▶ WHAT IS NEEDED: Extract the complete listing and repeat it word for word.

▶ Data entries:
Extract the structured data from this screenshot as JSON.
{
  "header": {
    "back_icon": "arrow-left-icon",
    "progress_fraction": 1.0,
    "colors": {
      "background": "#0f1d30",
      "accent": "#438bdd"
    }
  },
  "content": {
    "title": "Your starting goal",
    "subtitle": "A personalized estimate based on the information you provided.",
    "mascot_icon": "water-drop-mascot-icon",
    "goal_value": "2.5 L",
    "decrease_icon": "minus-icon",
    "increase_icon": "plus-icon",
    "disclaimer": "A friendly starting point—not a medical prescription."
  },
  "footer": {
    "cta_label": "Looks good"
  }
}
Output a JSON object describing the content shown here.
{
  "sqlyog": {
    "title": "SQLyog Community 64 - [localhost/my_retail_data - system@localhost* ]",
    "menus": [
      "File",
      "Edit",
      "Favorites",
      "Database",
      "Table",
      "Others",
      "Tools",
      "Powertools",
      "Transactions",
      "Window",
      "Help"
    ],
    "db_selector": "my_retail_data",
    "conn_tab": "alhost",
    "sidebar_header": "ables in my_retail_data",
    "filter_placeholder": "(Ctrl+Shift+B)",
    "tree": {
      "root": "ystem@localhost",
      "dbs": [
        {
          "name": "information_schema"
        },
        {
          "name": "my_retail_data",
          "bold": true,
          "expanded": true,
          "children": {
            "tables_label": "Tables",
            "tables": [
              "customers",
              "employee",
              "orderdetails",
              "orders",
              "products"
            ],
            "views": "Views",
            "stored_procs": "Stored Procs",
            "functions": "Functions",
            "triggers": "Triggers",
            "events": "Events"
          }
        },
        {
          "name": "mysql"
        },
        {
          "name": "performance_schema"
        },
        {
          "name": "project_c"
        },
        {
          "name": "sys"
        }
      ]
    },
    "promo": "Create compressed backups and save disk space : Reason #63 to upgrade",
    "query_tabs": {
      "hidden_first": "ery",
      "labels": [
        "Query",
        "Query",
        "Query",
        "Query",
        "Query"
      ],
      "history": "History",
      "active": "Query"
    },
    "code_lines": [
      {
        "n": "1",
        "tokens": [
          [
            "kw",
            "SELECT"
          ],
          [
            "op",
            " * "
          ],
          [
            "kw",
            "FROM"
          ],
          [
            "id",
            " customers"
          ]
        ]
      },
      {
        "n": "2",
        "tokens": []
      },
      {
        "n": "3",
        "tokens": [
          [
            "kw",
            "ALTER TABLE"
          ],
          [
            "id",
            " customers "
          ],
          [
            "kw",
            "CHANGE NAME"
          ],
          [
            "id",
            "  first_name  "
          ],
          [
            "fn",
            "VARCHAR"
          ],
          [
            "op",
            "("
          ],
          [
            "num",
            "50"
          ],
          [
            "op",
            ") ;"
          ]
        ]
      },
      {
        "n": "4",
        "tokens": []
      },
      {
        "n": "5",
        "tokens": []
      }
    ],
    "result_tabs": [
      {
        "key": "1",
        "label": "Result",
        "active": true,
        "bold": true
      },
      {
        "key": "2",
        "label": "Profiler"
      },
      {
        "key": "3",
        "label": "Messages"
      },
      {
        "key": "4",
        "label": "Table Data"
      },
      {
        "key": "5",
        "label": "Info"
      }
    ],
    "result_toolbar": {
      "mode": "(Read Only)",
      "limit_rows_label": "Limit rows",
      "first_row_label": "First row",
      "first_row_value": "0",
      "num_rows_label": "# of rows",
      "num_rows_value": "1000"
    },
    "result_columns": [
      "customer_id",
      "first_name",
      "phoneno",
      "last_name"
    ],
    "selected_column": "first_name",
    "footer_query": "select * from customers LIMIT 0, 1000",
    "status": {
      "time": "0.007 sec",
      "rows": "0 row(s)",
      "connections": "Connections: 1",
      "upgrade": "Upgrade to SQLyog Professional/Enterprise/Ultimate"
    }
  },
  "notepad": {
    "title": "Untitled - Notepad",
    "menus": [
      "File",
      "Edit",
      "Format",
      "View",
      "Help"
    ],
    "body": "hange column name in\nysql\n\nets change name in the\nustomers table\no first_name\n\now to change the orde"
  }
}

▶ PROBLEM SOLUTION:
Extract the structured data from this screenshot as JSON.
{
  "header": {
    "back_icon": "arrow-left-icon",
    "progress_fraction": 1.0,
    "colors": {
      "background": "#0f1d30",
      "accent": "#438bdd"
    }
  },
  "content": {
    "title": "Your starting goal",
    "subtitle": "A personalized estimate based on the information you provided.",
    "mascot_icon": "water-drop-mascot-icon",
    "goal_value": "2.5 L",
    "decrease_icon": "minus-icon",
    "increase_icon": "plus-icon",
    "disclaimer": "A friendly starting point—not a medical prescription."
  },
  "footer": {
    "cta_label": "Looks good"
  }
}
Output a JSON object describing the content shown here.
{
  "sqlyog": {
    "title": "SQLyog Community 64 - [localhost/my_retail_data - system@localhost* ]",
    "menus": [
      "File",
      "Edit",
      "Favorites",
      "Database",
      "Table",
      "Others",
      "Tools",
      "Powertools",
      "Transactions",
      "Window",
      "Help"
    ],
    "db_selector": "my_retail_data",
    "conn_tab": "alhost",
    "sidebar_header": "ables in my_retail_data",
    "filter_placeholder": "(Ctrl+Shift+B)",
    "tree": {
      "root": "ystem@localhost",
      "dbs": [
        {
          "name": "information_schema"
        },
        {
          "name": "my_retail_data",
          "bold": true,
          "expanded": true,
          "children": {
            "tables_label": "Tables",
            "tables": [
              "customers",
              "employee",
              "orderdetails",
              "orders",
              "products"
            ],
            "views": "Views",
            "stored_procs": "Stored Procs",
            "functions": "Functions",
            "triggers": "Triggers",
            "events": "Events"
          }
        },
        {
          "name": "mysql"
        },
        {
          "name": "performance_schema"
        },
        {
          "name": "project_c"
        },
        {
          "name": "sys"
        }
      ]
    },
    "promo": "Create compressed backups and save disk space : Reason #63 to upgrade",
    "query_tabs": {
      "hidden_first": "ery",
      "labels": [
        "Query",
        "Query",
        "Query",
        "Query",
        "Query"
      ],
      "history": "History",
      "active": "Query"
    },
    "code_lines": [
      {
        "n": "1",
        "tokens": [
          [
            "kw",
            "SELECT"
          ],
          [
            "op",
            " * "
          ],
          [
            "kw",
            "FROM"
          ],
          [
            "id",
            " customers"
          ]
        ]
      },
      {
        "n": "2",
        "tokens": []
      },
      {
        "n": "3",
        "tokens": [
          [
            "kw",
            "ALTER TABLE"
          ],
          [
            "id",
            " customers "
          ],
          [
            "kw",
            "CHANGE NAME"
          ],
          [
            "id",
            "  first_name  "
          ],
          [
            "fn",
            "VARCHAR"
          ],
          [
            "op",
            "("
          ],
          [
            "num",
            "50"
          ],
          [
            "op",
            ") ;"
          ]
        ]
      },
      {
        "n": "4",
        "tokens": []
      },
      {
        "n": "5",
        "tokens": []
      }
    ],
    "result_tabs": [
      {
        "key": "1",
        "label": "Result",
        "active": true,
        "bold": true
      },
      {
        "key": "2",
        "label": "Profiler"
      },
      {
        "key": "3",
        "label": "Messages"
      },
      {
        "key": "4",
        "label": "Table Data"
      },
      {
        "key": "5",
        "label": "Info"
      }
    ],
    "result_toolbar": {
      "mode": "(Read Only)",
      "limit_rows_label": "Limit rows",
      "first_row_label": "First row",
      "first_row_value": "0",
      "num_rows_label": "# of rows",
      "num_rows_value": "1000"
    },
    "result_columns": [
      "customer_id",
      "first_name",
      "phoneno",
      "last_name"
    ],
    "selected_column": "first_name",
    "footer_query": "select * from customers LIMIT 0, 1000",
    "status": {
      "time": "0.007 sec",
      "rows": "0 row(s)",
      "connections": "Connections: 1",
      "upgrade": "Upgrade to SQLyog Professional/Enterprise/Ultimate"
    }
  },
  "notepad": {
    "title": "Untitled - Notepad",
    "menus": [
      "File",
      "Edit",
      "Format",
      "View",
      "Help"
    ],
    "body": "hange column name in\nysql\n\nets change name in the\nustomers table\no first_name\n\now to change the orde"
  }
}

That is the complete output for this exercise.